*BRIEF*. Work through the following lines and count those that hold the word "dinner". Reply with that number only.

[Records from a collection]
+===+

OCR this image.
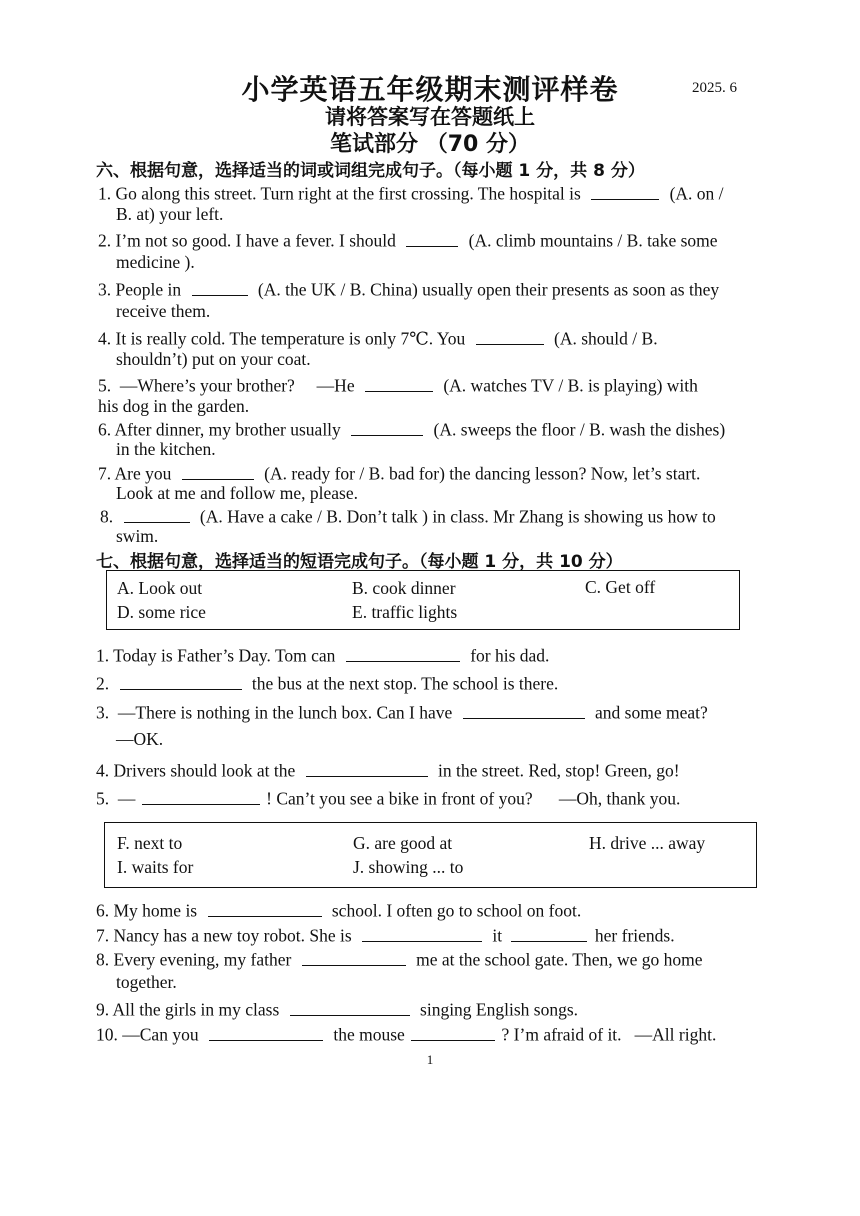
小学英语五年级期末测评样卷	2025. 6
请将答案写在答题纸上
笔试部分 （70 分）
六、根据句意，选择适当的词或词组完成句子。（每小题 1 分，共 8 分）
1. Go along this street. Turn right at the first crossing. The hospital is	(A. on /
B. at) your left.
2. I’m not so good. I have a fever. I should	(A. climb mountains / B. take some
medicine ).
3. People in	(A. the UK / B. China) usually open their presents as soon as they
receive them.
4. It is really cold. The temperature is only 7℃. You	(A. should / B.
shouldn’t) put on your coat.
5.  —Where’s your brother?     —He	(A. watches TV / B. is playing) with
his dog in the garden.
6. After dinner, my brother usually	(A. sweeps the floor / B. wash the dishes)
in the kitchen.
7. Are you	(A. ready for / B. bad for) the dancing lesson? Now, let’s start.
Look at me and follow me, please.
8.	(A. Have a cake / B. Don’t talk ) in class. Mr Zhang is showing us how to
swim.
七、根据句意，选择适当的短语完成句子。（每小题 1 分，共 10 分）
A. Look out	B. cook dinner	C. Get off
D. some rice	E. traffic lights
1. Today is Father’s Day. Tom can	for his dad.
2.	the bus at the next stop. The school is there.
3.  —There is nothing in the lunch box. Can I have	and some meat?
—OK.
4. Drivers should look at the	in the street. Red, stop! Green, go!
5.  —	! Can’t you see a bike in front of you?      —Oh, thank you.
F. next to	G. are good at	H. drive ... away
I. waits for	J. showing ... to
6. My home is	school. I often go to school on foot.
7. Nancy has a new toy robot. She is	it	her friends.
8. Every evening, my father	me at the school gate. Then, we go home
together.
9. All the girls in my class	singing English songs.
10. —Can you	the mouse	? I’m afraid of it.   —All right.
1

+===+

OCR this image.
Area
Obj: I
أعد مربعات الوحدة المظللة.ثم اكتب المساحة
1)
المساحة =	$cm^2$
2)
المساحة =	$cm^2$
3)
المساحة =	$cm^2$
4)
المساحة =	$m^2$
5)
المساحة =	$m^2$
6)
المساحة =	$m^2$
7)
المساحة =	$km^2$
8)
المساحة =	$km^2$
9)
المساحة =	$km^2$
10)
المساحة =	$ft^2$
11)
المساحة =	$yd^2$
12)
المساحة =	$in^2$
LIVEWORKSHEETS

+===+

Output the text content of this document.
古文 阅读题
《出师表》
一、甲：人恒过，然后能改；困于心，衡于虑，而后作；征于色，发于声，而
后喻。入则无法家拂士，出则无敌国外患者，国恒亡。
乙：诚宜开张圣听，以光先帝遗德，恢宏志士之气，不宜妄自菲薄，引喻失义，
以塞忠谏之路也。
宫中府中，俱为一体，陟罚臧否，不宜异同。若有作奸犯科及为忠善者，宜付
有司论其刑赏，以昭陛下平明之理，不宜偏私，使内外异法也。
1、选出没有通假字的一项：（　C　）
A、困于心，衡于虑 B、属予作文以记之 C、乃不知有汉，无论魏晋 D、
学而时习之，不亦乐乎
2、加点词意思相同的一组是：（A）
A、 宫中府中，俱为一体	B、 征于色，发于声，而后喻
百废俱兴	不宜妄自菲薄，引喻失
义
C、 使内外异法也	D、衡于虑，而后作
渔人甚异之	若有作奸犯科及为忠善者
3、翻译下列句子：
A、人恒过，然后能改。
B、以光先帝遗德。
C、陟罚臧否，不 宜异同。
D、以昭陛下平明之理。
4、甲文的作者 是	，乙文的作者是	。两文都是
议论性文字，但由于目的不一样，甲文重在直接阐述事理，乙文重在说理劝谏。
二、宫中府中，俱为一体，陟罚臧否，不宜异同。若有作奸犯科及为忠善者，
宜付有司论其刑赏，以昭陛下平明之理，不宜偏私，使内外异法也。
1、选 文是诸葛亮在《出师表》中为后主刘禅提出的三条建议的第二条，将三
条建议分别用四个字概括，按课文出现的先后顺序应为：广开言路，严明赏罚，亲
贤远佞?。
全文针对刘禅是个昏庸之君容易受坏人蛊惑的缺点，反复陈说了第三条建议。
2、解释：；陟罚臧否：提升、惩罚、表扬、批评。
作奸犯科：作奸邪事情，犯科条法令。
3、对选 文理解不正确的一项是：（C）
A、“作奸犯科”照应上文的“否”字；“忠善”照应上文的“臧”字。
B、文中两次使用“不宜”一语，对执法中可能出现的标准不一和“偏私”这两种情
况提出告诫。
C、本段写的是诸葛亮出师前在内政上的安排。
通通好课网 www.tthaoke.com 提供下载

+===+

*COMPLETE OUTPUT*. 2